* Task brief:
Locate and copy each line in the data that contains the word "adolescencia".

Data excerpts
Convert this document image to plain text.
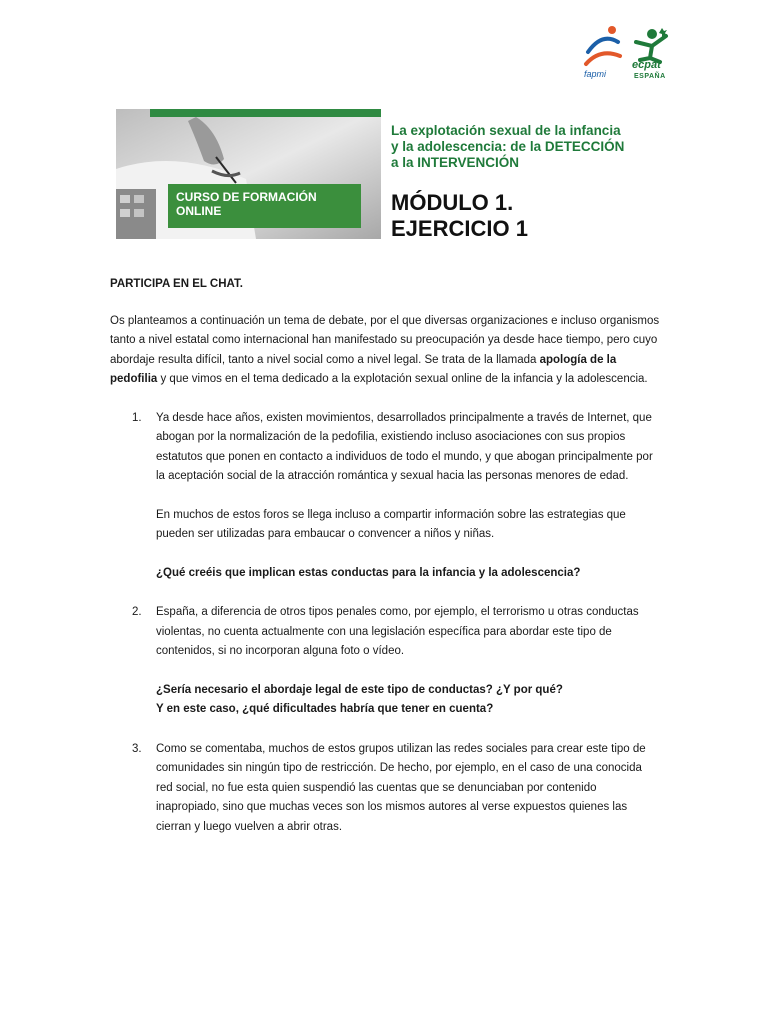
fapmi
ecpat
ESPAÑA
CURSO DE FORMACIÓN
ONLINE
La explotación sexual de la infancia
y la adolescencia: de la DETECCIÓN
a la INTERVENCIÓN
MÓDULO 1.
EJERCICIO 1

PARTICIPA EN EL CHAT.

Os planteamos a continuación un tema de debate, por el que diversas organizaciones e incluso organismos tanto a nivel estatal como internacional han manifestado su preocupación ya desde hace tiempo, pero cuyo abordaje resulta difícil, tanto a nivel social como a nivel legal. Se trata de la llamada apología de la pedofilia y que vimos en el tema dedicado a la explotación sexual online de la infancia y la adolescencia.

1. Ya desde hace años, existen movimientos, desarrollados principalmente a través de Internet, que abogan por la normalización de la pedofilia, existiendo incluso asociaciones con sus propios estatutos que ponen en contacto a individuos de todo el mundo, y que abogan principalmente por la aceptación social de la atracción romántica y sexual hacia las personas menores de edad.

En muchos de estos foros se llega incluso a compartir información sobre las estrategias que pueden ser utilizadas para embaucar o convencer a niños y niñas.

¿Qué creéis que implican estas conductas para la infancia y la adolescencia?

2. España, a diferencia de otros tipos penales como, por ejemplo, el terrorismo u otras conductas violentas, no cuenta actualmente con una legislación específica para abordar este tipo de contenidos, si no incorporan alguna foto o vídeo.

¿Sería necesario el abordaje legal de este tipo de conductas? ¿Y por qué?
Y en este caso, ¿qué dificultades habría que tener en cuenta?

3. Como se comentaba, muchos de estos grupos utilizan las redes sociales para crear este tipo de comunidades sin ningún tipo de restricción. De hecho, por ejemplo, en el caso de una conocida red social, no fue esta quien suspendió las cuentas que se denunciaban por contenido inapropiado, sino que muchas veces son los mismos autores al verse expuestos quienes las cierran y luego vuelven a abrir otras.
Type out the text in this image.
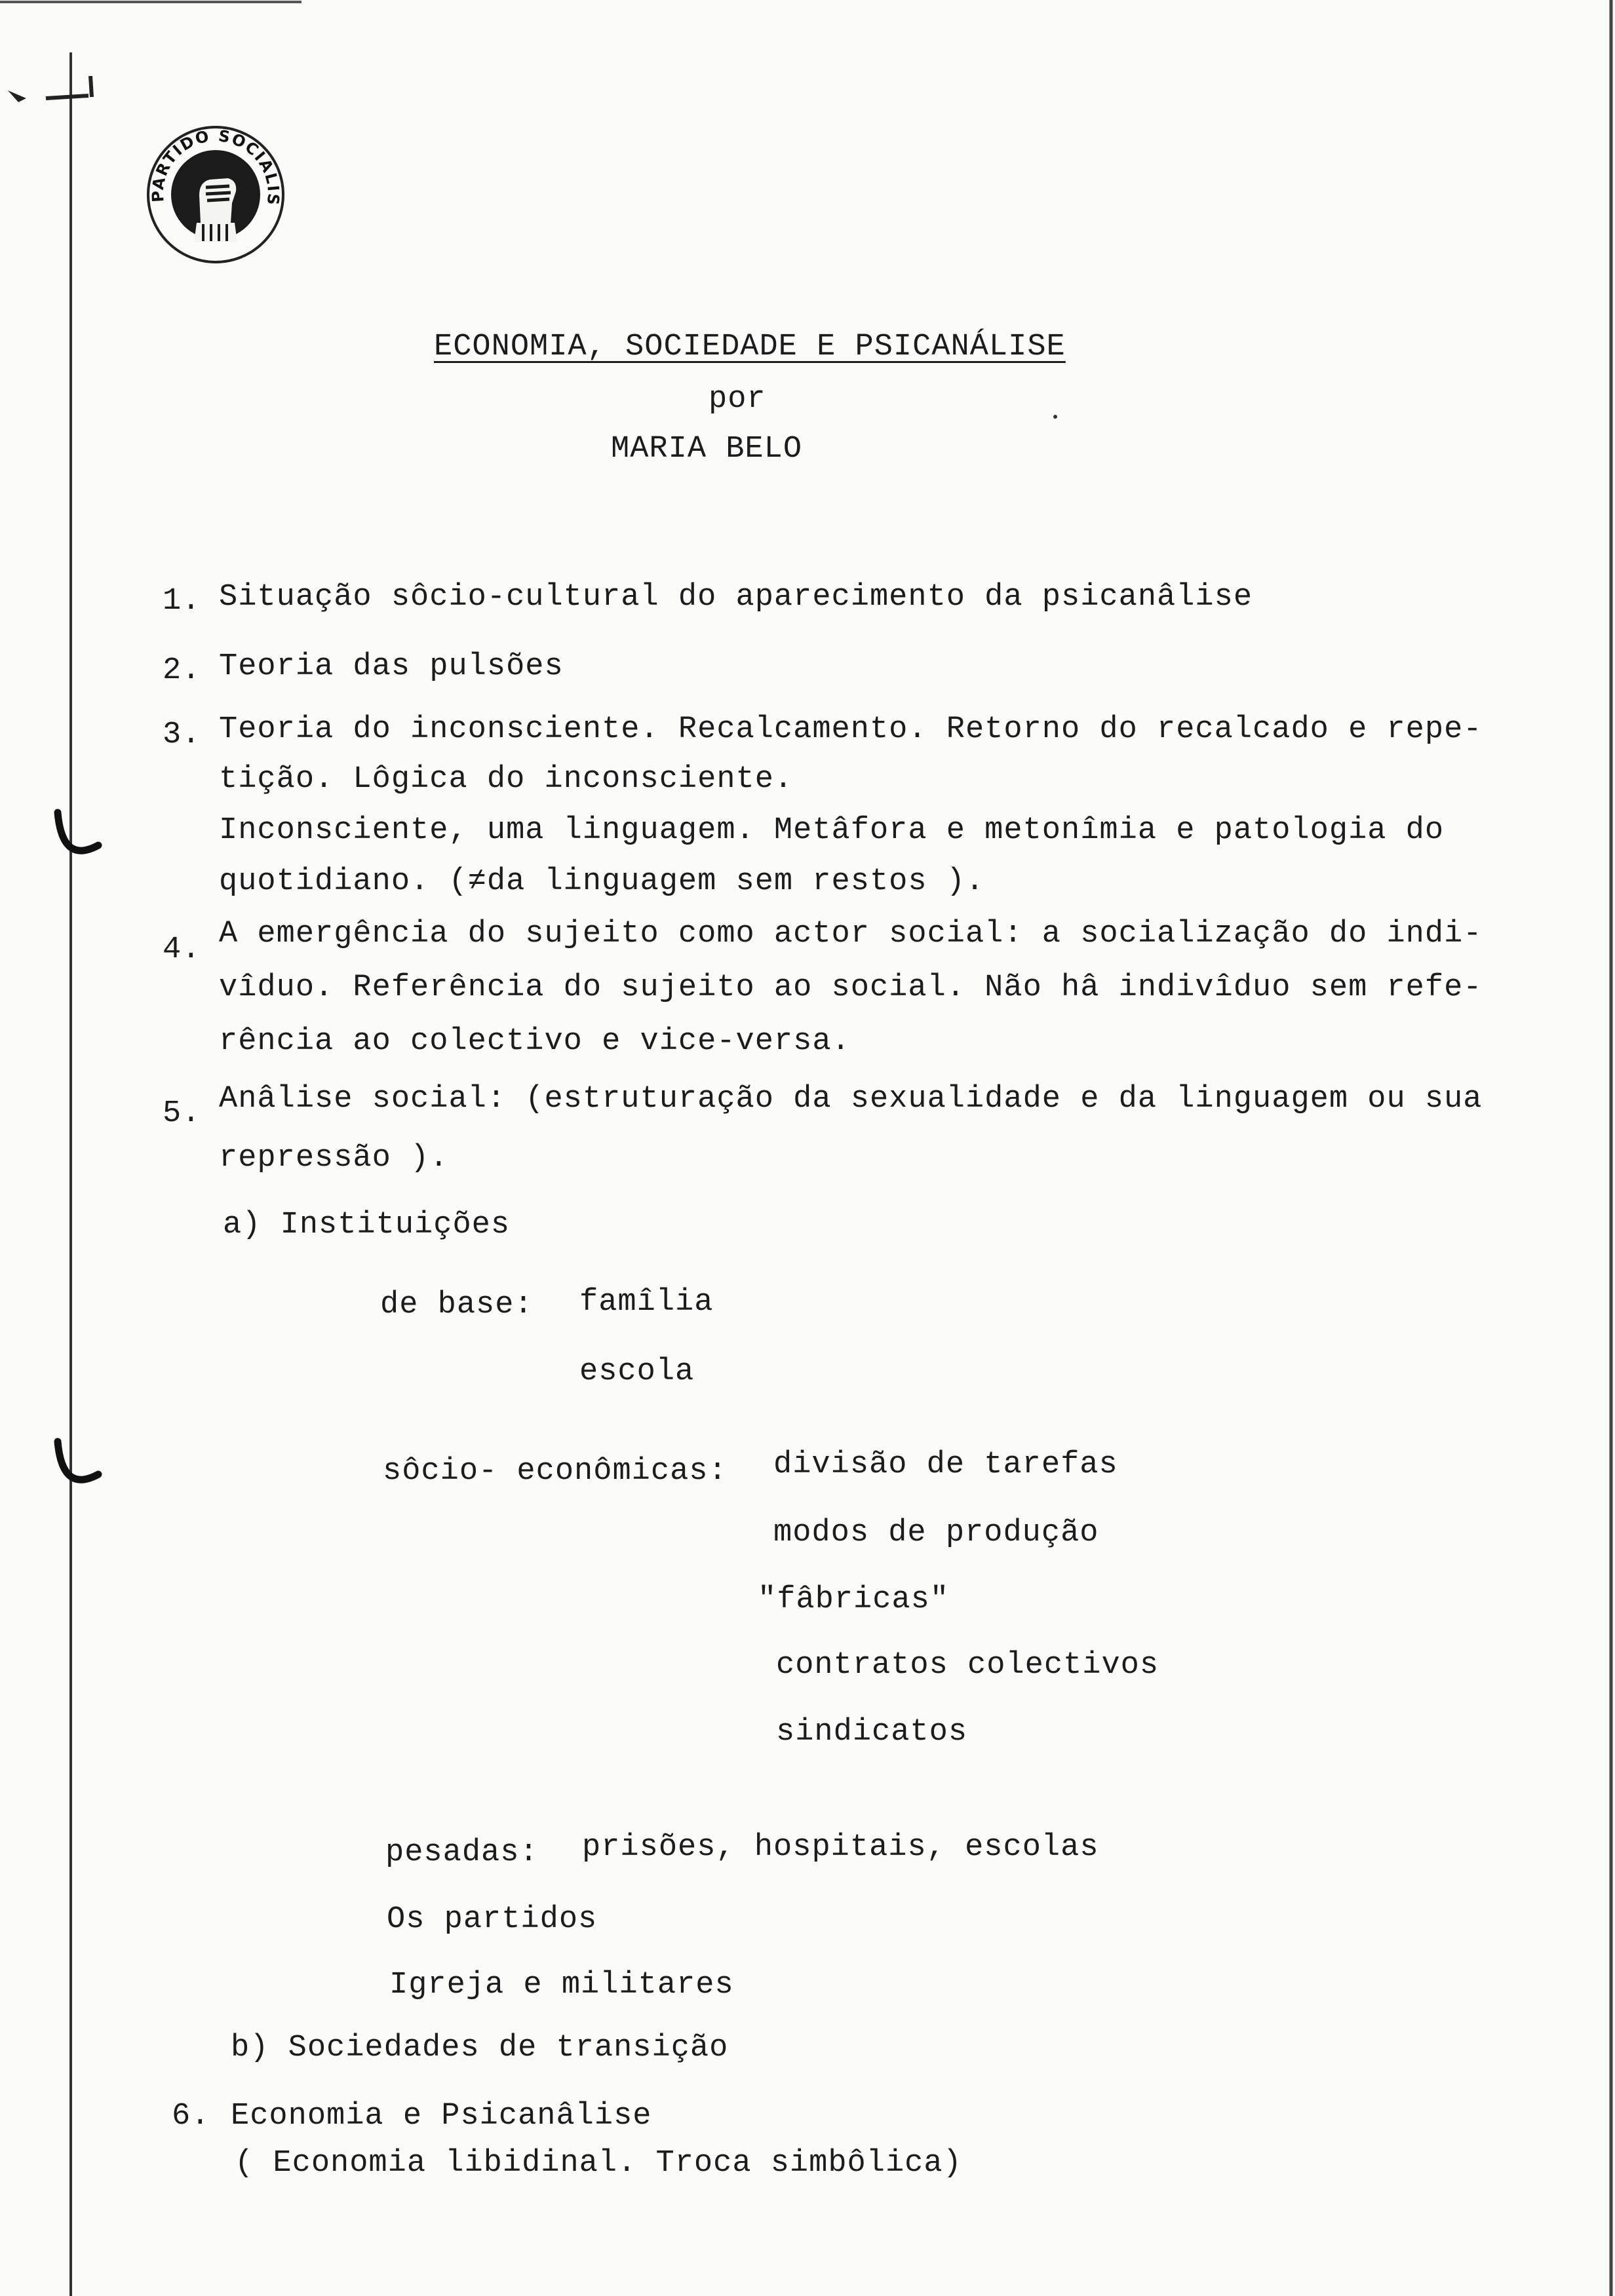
PARTIDO SOCIALIS
ECONOMIA, SOCIEDADE E PSICANÁLISE
por
MARIA BELO
1. Situação sôcio-cultural do aparecimento da psicanâlise
2. Teoria das pulsões
3. Teoria do inconsciente. Recalcamento. Retorno do recalcado e repe-
tição. Lôgica do inconsciente.
Inconsciente, uma linguagem. Metâfora e metonîmia e patologia do
quotidiano. (≠da linguagem sem restos ).
4. A emergência do sujeito como actor social: a socialização do indi-
vîduo. Referência do sujeito ao social. Não hâ indivîduo sem refe-
rência ao colectivo e vice-versa.
5. Anâlise social: (estruturação da sexualidade e da linguagem ou sua
repressão ).
a) Instituições
de base: famîlia
escola
sôcio- econômicas: divisão de tarefas
modos de produção
"fâbricas"
contratos colectivos
sindicatos
pesadas: prisões, hospitais, escolas
Os partidos
Igreja e militares
b) Sociedades de transição
6. Economia e Psicanâlise
( Economia libidinal. Troca simbôlica)
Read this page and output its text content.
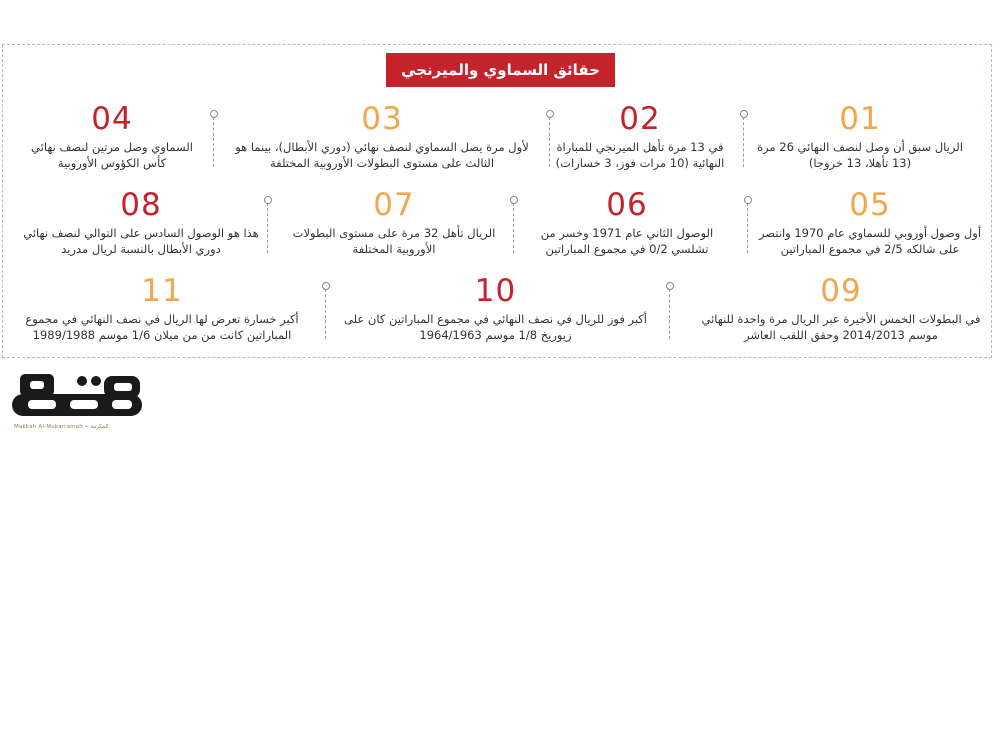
حقائق السماوي والميرنجي
01
الريال سبق أن وصل لنصف النهائي 26 مرة (13 تأهلا، 13 خروجا)
02
في 13 مرة تأهل الميرنجي للمباراة النهائية (10 مرات فوز، 3 خسارات)
03
لأول مرة يصل السماوي لنصف نهائي (دوري الأبطال)، بينما هو الثالث على مستوى البطولات الأوروبية المختلفة
04
السماوي وصل مرتين لنصف نهائي كأس الكؤوس الأوروبية
05
أول وصول أوروبي للسماوي عام 1970 وانتصر على شالكه 2/5 في مجموع المباراتين
06
الوصول الثاني عام 1971 وخسر من تشلسي 0/2 في مجموع المباراتين
07
الريال تأهل 32 مرة على مستوى البطولات الأوروبية المختلفة
08
هذا هو الوصول السادس على التوالي لنصف نهائي دوري الأبطال بالنسبة لريال مدريد
09
في البطولات الخمس الأخيرة عبر الريال مرة واحدة للنهائي موسم 2014/2013 وحقق اللقب العاشر
10
أكبر فوز للريال في نصف النهائي في مجموع المباراتين كان على زيوريخ 1/8 موسم 1964/1963
11
أكبر خسارة تعرض لها الريال في نصف النهائي في مجموع المباراتين كانت من من ميلان 1/6 موسم 1989/1988
Makkah Al-Mukarramah • المكرمة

* Result:
y la adolescencia: de la DETECCIÓN
Os planteamos a continuación un tema de debate, por el que diversas organizaciones e incluso organismos tanto a nivel estatal como internacional han manifestado su preocupación ya desde hace tiempo, pero cuyo abordaje resulta difícil, tanto a nivel social como a nivel legal. Se trata de la llamada apología de la pedofilia y que vimos en el tema dedicado a la explotación sexual online de la infancia y la adolescencia.
¿Qué creéis que implican estas conductas para la infancia y la adolescencia?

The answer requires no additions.